## START
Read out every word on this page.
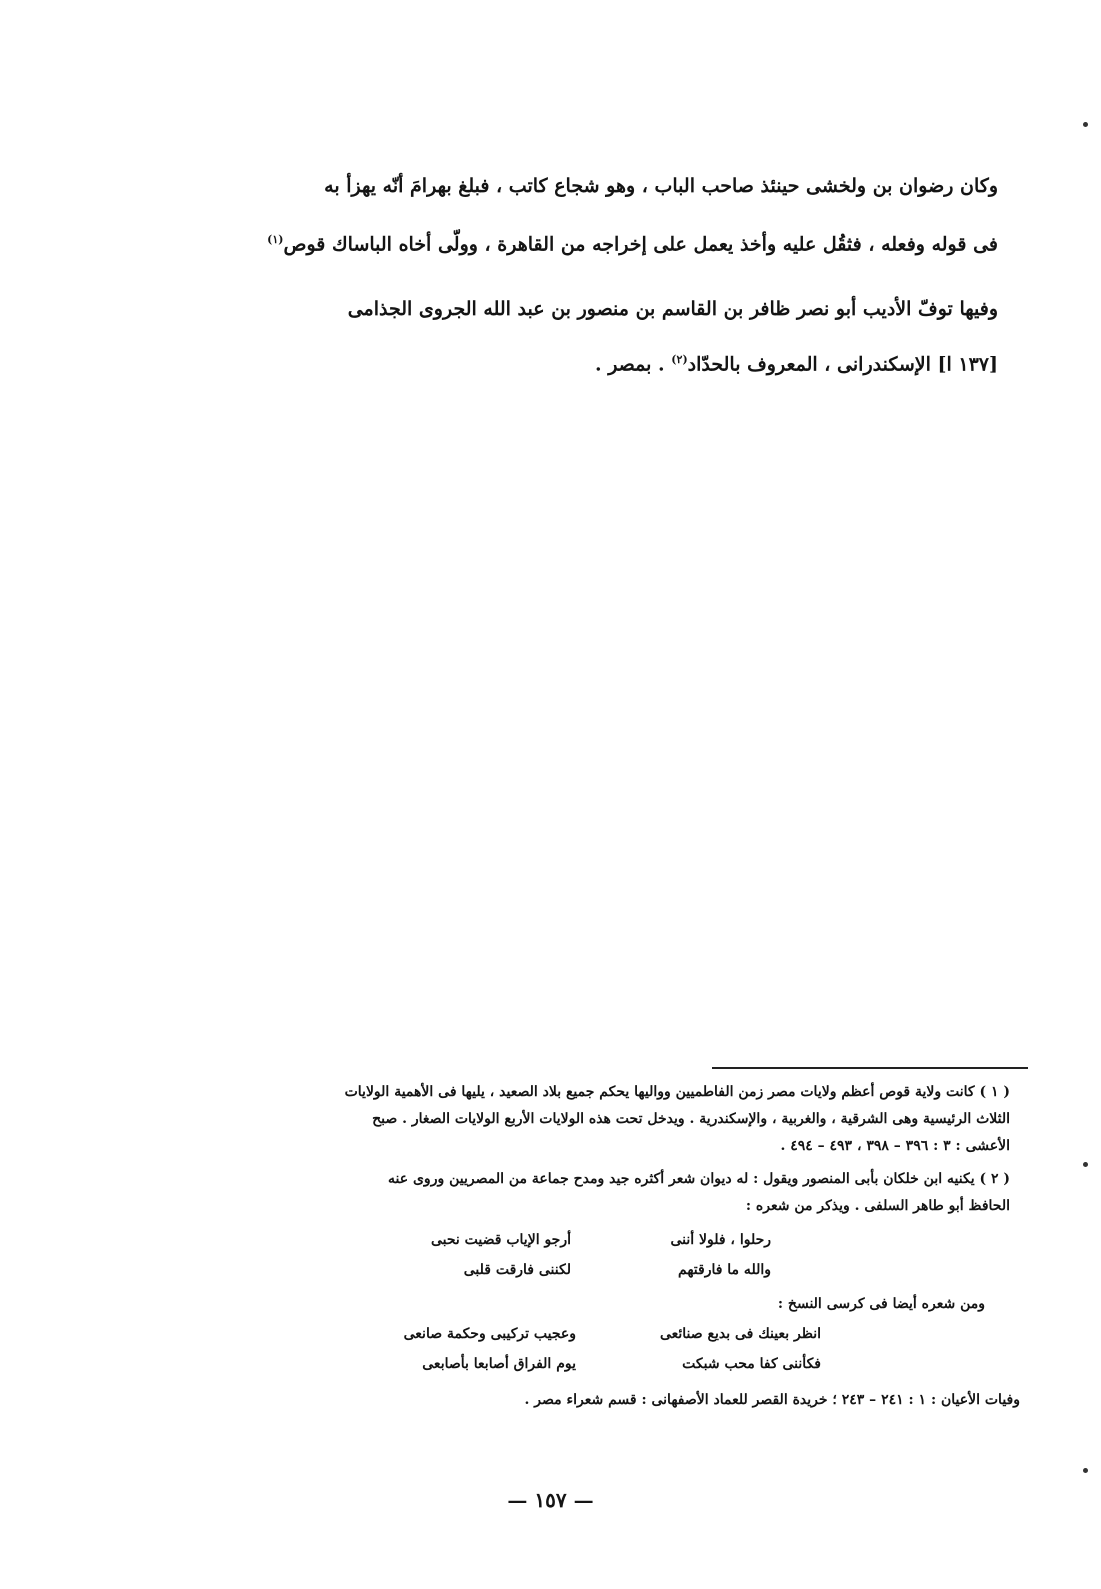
وكان رضوان بن ولخشى حينئذ صاحب الباب ، وهو شجاع كاتب ، فبلغ بهرامَ أنّه يهزأ به
فى قوله وفعله ، فثقُل عليه وأخذ يعمل على إخراجه من القاهرة ، وولّى أخاه الباساك قوص$^{(١)}$
وفيها توفّ الأديب أبو نصر ظافر بن القاسم بن منصور بن عبد الله الجروى الجذامى
[١٣٧ ا] الإسكندرانى ، المعروف بالحدّاد$^{(٢)}$ . بمصر .
( ١ ) كانت ولاية قوص أعظم ولايات مصر زمن الفاطميين وواليها يحكم جميع بلاد الصعيد ، يليها فى الأهمية الولايات
الثلاث الرئيسية وهى الشرقية ، والغربية ، والإسكندرية . ويدخل تحت هذه الولايات الأربع الولايات الصغار . صبح
الأعشى : ٣ : ٣٩٦ – ٣٩٨ ، ٤٩٣ – ٤٩٤ .
( ٢ ) يكنيه ابن خلكان بأبى المنصور ويقول : له ديوان شعر أكثره جيد ومدح جماعة من المصريين وروى عنه
الحافظ أبو طاهر السلفى . ويذكر من شعره :
رحلوا ، فلولا أننى
أرجو الإياب قضيت نحبى
والله ما فارقتهم
لكننى فارقت قلبى
ومن شعره أيضا فى كرسى النسخ :
انظر بعينك فى بديع صنائعى
وعجيب تركيبى وحكمة صانعى
فكأننى كفا محب شبكت
يوم الفراق أصابعا بأصابعى
وفيات الأعيان : ١ : ٢٤١ – ٢٤٣ ؛ خريدة القصر للعماد الأصفهانى : قسم شعراء مصر .
— ١٥٧ —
## END
→ What the task asks: Find all lines where the word "شعره" appears. Copy them.

→ Result for this exercise:
الحافظ أبو طاهر السلفى . ويذكر من شعره :
ومن شعره أيضا فى كرسى النسخ :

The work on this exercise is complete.